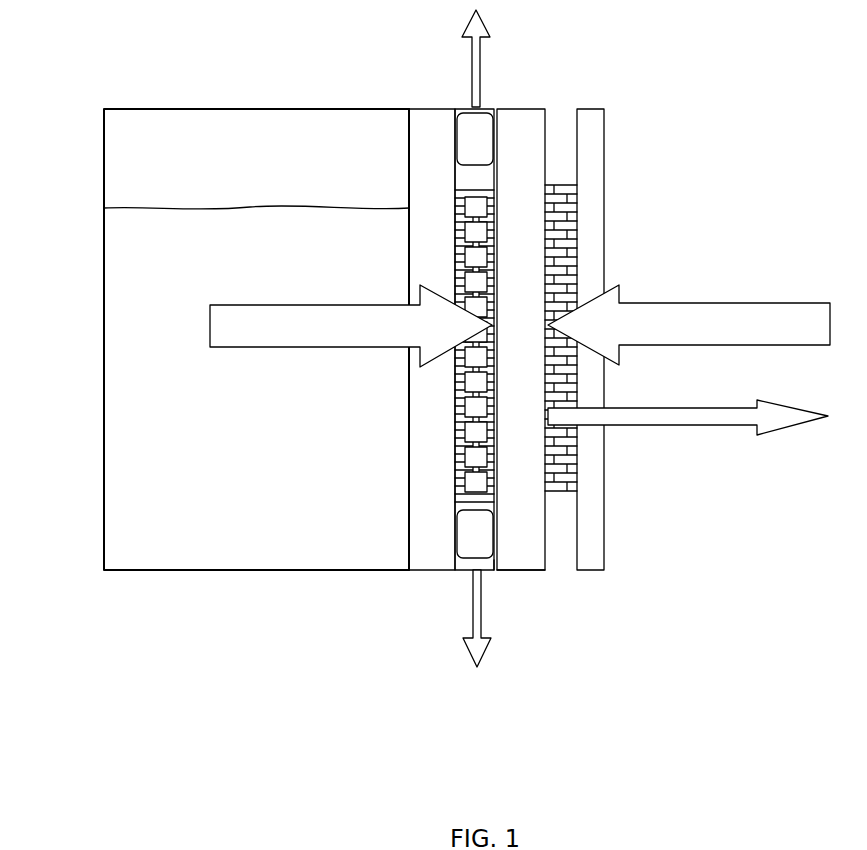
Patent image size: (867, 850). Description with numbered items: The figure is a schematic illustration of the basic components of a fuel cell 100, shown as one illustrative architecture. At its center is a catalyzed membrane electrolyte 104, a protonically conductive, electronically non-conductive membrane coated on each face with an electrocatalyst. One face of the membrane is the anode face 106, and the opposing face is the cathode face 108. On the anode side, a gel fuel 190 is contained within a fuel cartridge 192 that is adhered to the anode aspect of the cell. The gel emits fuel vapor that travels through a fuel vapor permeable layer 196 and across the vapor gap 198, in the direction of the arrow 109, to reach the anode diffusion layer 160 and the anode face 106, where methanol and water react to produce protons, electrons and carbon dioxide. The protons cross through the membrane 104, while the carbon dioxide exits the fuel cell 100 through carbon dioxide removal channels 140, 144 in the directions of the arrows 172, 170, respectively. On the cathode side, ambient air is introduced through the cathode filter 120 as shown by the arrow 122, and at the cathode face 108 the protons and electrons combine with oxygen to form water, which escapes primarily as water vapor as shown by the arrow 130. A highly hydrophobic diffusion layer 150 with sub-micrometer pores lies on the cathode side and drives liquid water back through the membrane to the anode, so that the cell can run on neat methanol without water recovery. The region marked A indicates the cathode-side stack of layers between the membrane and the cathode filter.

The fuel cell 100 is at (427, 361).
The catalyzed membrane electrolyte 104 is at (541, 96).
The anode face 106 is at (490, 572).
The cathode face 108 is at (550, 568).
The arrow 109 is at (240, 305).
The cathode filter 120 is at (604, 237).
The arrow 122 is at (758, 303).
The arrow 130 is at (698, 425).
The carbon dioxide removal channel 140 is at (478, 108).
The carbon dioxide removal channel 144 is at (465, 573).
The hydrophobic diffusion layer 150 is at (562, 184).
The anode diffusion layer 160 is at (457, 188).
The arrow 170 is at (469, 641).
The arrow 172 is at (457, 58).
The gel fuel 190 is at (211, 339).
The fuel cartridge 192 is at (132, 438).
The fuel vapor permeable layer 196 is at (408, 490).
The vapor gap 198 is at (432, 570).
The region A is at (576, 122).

- - -

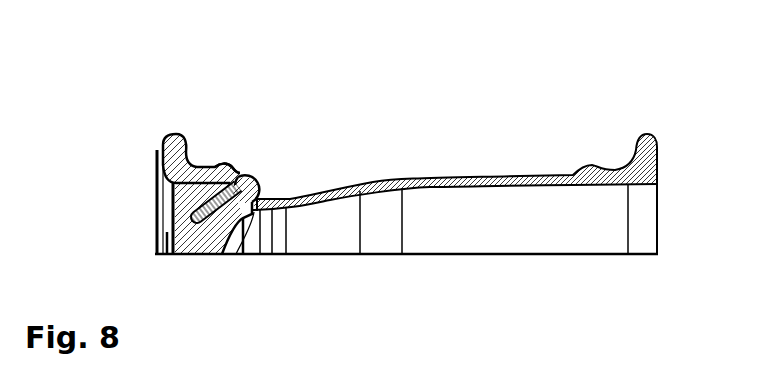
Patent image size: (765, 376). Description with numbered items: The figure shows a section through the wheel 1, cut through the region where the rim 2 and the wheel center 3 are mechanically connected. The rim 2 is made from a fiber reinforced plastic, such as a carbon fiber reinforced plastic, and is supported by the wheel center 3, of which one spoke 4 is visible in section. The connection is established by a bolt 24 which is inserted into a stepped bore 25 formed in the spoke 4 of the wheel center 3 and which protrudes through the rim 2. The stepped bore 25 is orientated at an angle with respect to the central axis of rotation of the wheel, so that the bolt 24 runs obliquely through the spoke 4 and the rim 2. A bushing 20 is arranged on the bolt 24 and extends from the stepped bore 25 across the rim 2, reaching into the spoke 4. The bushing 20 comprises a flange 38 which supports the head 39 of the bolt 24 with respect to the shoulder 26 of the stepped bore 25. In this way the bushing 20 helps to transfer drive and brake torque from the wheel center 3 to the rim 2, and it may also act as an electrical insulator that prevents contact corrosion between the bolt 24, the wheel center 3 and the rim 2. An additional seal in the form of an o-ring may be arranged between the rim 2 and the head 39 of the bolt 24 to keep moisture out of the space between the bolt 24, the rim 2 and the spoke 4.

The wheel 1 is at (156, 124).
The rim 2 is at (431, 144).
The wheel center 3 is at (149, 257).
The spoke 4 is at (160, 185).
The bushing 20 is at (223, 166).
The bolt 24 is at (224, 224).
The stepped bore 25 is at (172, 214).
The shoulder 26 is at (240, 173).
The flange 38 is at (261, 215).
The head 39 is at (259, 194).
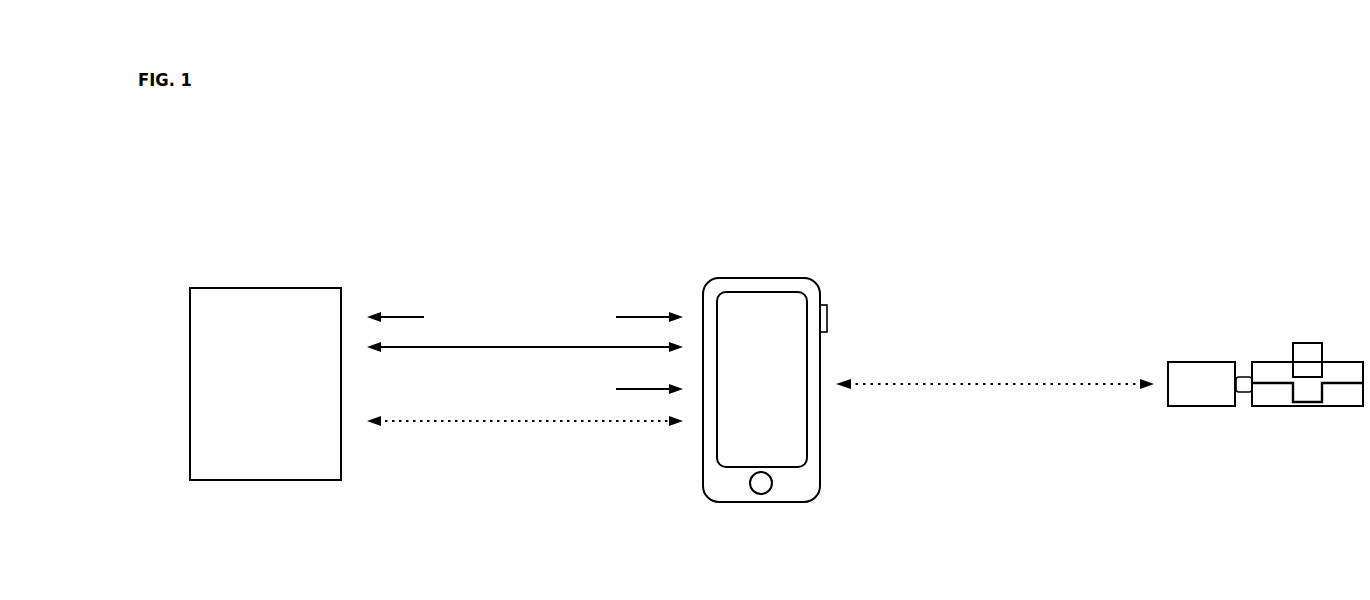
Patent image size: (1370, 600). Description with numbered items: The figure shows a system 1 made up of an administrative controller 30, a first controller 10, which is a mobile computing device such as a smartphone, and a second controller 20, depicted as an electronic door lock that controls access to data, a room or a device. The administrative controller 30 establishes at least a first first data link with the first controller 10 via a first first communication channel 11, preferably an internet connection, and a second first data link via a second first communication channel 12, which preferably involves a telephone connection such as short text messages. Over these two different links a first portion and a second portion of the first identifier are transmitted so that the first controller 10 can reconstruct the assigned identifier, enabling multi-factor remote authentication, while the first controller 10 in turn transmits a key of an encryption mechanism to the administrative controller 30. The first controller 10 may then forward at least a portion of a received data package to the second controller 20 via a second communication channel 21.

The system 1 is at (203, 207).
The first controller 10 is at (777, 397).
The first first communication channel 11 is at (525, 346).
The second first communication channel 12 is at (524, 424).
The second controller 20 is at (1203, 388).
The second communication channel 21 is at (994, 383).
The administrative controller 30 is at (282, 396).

- - -

§ **Description of the task**
Give back everything from the line containing "Patent image size: (1370, 600)." down to the line containing "The administrative controller 30 is". Switch "smartphone" to "tablet" and leave all else unchanged.

§ **Worked answer**
Patent image size: (1370, 600). Description with numbered items: The figure shows a system 1 made up of an administrative controller 30, a first controller 10, which is a mobile computing device such as a tablet, and a second controller 20, depicted as an electronic door lock that controls access to data, a room or a device. The administrative controller 30 establishes at least a first first data link with the first controller 10 via a first first communication channel 11, preferably an internet connection, and a second first data link via a second first communication channel 12, which preferably involves a telephone connection such as short text messages. Over these two different links a first portion and a second portion of the first identifier are transmitted so that the first controller 10 can reconstruct the assigned identifier, enabling multi-factor remote authentication, while the first controller 10 in turn transmits a key of an encryption mechanism to the administrative controller 30. The first controller 10 may then forward at least a portion of a received data package to the second controller 20 via a second communication channel 21.

The system 1 is at (203, 207).
The first controller 10 is at (777, 397).
The first first communication channel 11 is at (525, 346).
The second first communication channel 12 is at (524, 424).
The second controller 20 is at (1203, 388).
The second communication channel 21 is at (994, 383).
The administrative controller 30 is at (282, 396).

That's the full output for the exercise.